*Work to do:*
Leave out the pictures and repeat every record exactly.

*Input data:*
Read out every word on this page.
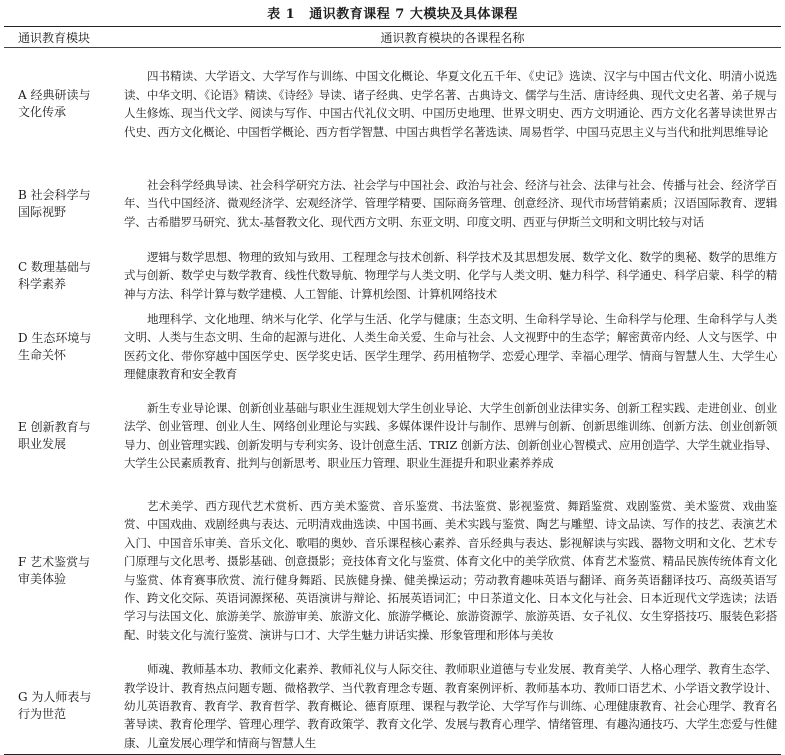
表 1 通识教育课程 7 大模块及具体课程
通识教育模块	通识教育模块的各课程名称

A 经典研读与
文化传承	四书精读、大学语文、大学写作与训练、中国文化概论、华夏文化五千年、《史记》选读、汉字与中国古代文化、明清小说选读、中华文明、《论语》精读、《诗经》导读、诸子经典、史学名著、古典诗文、儒学与生活、唐诗经典、现代文史名著、弟子规与人生修炼、现当代文学、阅读与写作、中国古代礼仪文明、中国历史地理、世界文明史、西方文明通论、西方文化名著导读世界古代史、西方文化概论、中国哲学概论、西方哲学智慧、中国古典哲学名著选读、周易哲学、中国马克思主义与当代和批判思维导论

B 社会科学与
国际视野	社会科学经典导读、社会科学研究方法、社会学与中国社会、政治与社会、经济与社会、法律与社会、传播与社会、经济学百年、当代中国经济、微观经济学、宏观经济学、管理学精要、国际商务管理、创意经济、现代市场营销素质；汉语国际教育、逻辑学、古希腊罗马研究、犹太-基督教文化、现代西方文明、东亚文明、印度文明、西亚与伊斯兰文明和文明比较与对话

C 数理基础与
科学素养	逻辑与数学思想、物理的致知与致用、工程理念与技术创新、科学技术及其思想发展、数学文化、数学的奥秘、数学的思维方式与创新、数学史与数学教育、线性代数导航、物理学与人类文明、化学与人类文明、魅力科学、科学通史、科学启蒙、科学的精神与方法、科学计算与数学建模、人工智能、计算机绘图、计算机网络技术

D 生态环境与
生命关怀	地理科学、文化地理、纳米与化学、化学与生活、化学与健康；生态文明、生命科学导论、生命科学与伦理、生命科学与人类文明、人类与生态文明、生命的起源与进化、人类生命关爱、生命与社会、人文视野中的生态学；解密黄帝内经、人文与医学、中医药文化、带你穿越中国医学史、医学奖史话、医学生理学、药用植物学、恋爱心理学、幸福心理学、情商与智慧人生、大学生心理健康教育和安全教育

E 创新教育与
职业发展	新生专业导论课、创新创业基础与职业生涯规划大学生创业导论、大学生创新创业法律实务、创新工程实践、走进创业、创业法学、创业管理、创业人生、网络创业理论与实践、多媒体课件设计与制作、思辨与创新、创新思维训练、创新方法、创业创新领导力、创业管理实践、创新发明与专利实务、设计创意生活、TRIZ 创新方法、创新创业心智模式、应用创造学、大学生就业指导、大学生公民素质教育、批判与创新思考、职业压力管理、职业生涯提升和职业素养养成

F 艺术鉴赏与
审美体验	艺术美学、西方现代艺术赏析、西方美术鉴赏、音乐鉴赏、书法鉴赏、影视鉴赏、舞蹈鉴赏、戏剧鉴赏、美术鉴赏、戏曲鉴赏、中国戏曲、戏剧经典与表达、元明清戏曲选读、中国书画、美术实践与鉴赏、陶艺与雕塑、诗文品读、写作的技艺、表演艺术入门、中国音乐审美、音乐文化、歌唱的奥妙、音乐课程核心素养、音乐经典与表达、影视解读与实践、器物文明和文化、艺术专门原理与文化思考、摄影基础、创意摄影；竞技体育文化与鉴赏、体育文化中的美学欣赏、体育艺术鉴赏、精品民族传统体育文化与鉴赏、体育赛事欣赏、流行健身舞蹈、民族健身操、健美操运动；劳动教育趣味英语与翻译、商务英语翻译技巧、高级英语写作、跨文化交际、英语词源探秘、英语演讲与辩论、拓展英语词汇；中日茶道文化、日本文化与社会、日本近现代文学选读；法语学习与法国文化、旅游美学、旅游审美、旅游文化、旅游学概论、旅游资源学、旅游英语、女子礼仪、女生穿搭技巧、服装色彩搭配、时装文化与流行鉴赏、演讲与口才、大学生魅力讲话实操、形象管理和形体与美妆

G 为人师表与
行为世范	师魂、教师基本功、教师文化素养、教师礼仪与人际交往、教师职业道德与专业发展、教育美学、人格心理学、教育生态学、教学设计、教育热点问题专题、微格教学、当代教育理念专题、教育案例评析、教师基本功、教师口语艺术、小学语文教学设计、幼儿英语教育、教育学、教育哲学、教育概论、德育原理、课程与教学论、大学写作与训练、心理健康教育、社会心理学、教育名著导读、教育伦理学、管理心理学、教育政策学、教育文化学、发展与教育心理学、情绪管理、有趣沟通技巧、大学生恋爱与性健康、儿童发展心理学和情商与智慧人生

*Written response:*
Read out every word on this page.
表 1 通识教育课程 7 大模块及具体课程
通识教育模块	通识教育模块的各课程名称

A 经典研读与
文化传承	四书精读、大学语文、大学写作与训练、中国文化概论、华夏文化五千年、《史记》选读、汉字与中国古代文化、明清小说选读、中华文明、《论语》精读、《诗经》导读、诸子经典、史学名著、古典诗文、儒学与生活、唐诗经典、现代文史名著、弟子规与人生修炼、现当代文学、阅读与写作、中国古代礼仪文明、中国历史地理、世界文明史、西方文明通论、西方文化名著导读世界古代史、西方文化概论、中国哲学概论、西方哲学智慧、中国古典哲学名著选读、周易哲学、中国马克思主义与当代和批判思维导论

B 社会科学与
国际视野	社会科学经典导读、社会科学研究方法、社会学与中国社会、政治与社会、经济与社会、法律与社会、传播与社会、经济学百年、当代中国经济、微观经济学、宏观经济学、管理学精要、国际商务管理、创意经济、现代市场营销素质；汉语国际教育、逻辑学、古希腊罗马研究、犹太-基督教文化、现代西方文明、东亚文明、印度文明、西亚与伊斯兰文明和文明比较与对话

C 数理基础与
科学素养	逻辑与数学思想、物理的致知与致用、工程理念与技术创新、科学技术及其思想发展、数学文化、数学的奥秘、数学的思维方式与创新、数学史与数学教育、线性代数导航、物理学与人类文明、化学与人类文明、魅力科学、科学通史、科学启蒙、科学的精神与方法、科学计算与数学建模、人工智能、计算机绘图、计算机网络技术

D 生态环境与
生命关怀	地理科学、文化地理、纳米与化学、化学与生活、化学与健康；生态文明、生命科学导论、生命科学与伦理、生命科学与人类文明、人类与生态文明、生命的起源与进化、人类生命关爱、生命与社会、人文视野中的生态学；解密黄帝内经、人文与医学、中医药文化、带你穿越中国医学史、医学奖史话、医学生理学、药用植物学、恋爱心理学、幸福心理学、情商与智慧人生、大学生心理健康教育和安全教育

E 创新教育与
职业发展	新生专业导论课、创新创业基础与职业生涯规划大学生创业导论、大学生创新创业法律实务、创新工程实践、走进创业、创业法学、创业管理、创业人生、网络创业理论与实践、多媒体课件设计与制作、思辨与创新、创新思维训练、创新方法、创业创新领导力、创业管理实践、创新发明与专利实务、设计创意生活、TRIZ 创新方法、创新创业心智模式、应用创造学、大学生就业指导、大学生公民素质教育、批判与创新思考、职业压力管理、职业生涯提升和职业素养养成

F 艺术鉴赏与
审美体验	艺术美学、西方现代艺术赏析、西方美术鉴赏、音乐鉴赏、书法鉴赏、影视鉴赏、舞蹈鉴赏、戏剧鉴赏、美术鉴赏、戏曲鉴赏、中国戏曲、戏剧经典与表达、元明清戏曲选读、中国书画、美术实践与鉴赏、陶艺与雕塑、诗文品读、写作的技艺、表演艺术入门、中国音乐审美、音乐文化、歌唱的奥妙、音乐课程核心素养、音乐经典与表达、影视解读与实践、器物文明和文化、艺术专门原理与文化思考、摄影基础、创意摄影；竞技体育文化与鉴赏、体育文化中的美学欣赏、体育艺术鉴赏、精品民族传统体育文化与鉴赏、体育赛事欣赏、流行健身舞蹈、民族健身操、健美操运动；劳动教育趣味英语与翻译、商务英语翻译技巧、高级英语写作、跨文化交际、英语词源探秘、英语演讲与辩论、拓展英语词汇；中日茶道文化、日本文化与社会、日本近现代文学选读；法语学习与法国文化、旅游美学、旅游审美、旅游文化、旅游学概论、旅游资源学、旅游英语、女子礼仪、女生穿搭技巧、服装色彩搭配、时装文化与流行鉴赏、演讲与口才、大学生魅力讲话实操、形象管理和形体与美妆

G 为人师表与
行为世范	师魂、教师基本功、教师文化素养、教师礼仪与人际交往、教师职业道德与专业发展、教育美学、人格心理学、教育生态学、教学设计、教育热点问题专题、微格教学、当代教育理念专题、教育案例评析、教师基本功、教师口语艺术、小学语文教学设计、幼儿英语教育、教育学、教育哲学、教育概论、德育原理、课程与教学论、大学写作与训练、心理健康教育、社会心理学、教育名著导读、教育伦理学、管理心理学、教育政策学、教育文化学、发展与教育心理学、情绪管理、有趣沟通技巧、大学生恋爱与性健康、儿童发展心理学和情商与智慧人生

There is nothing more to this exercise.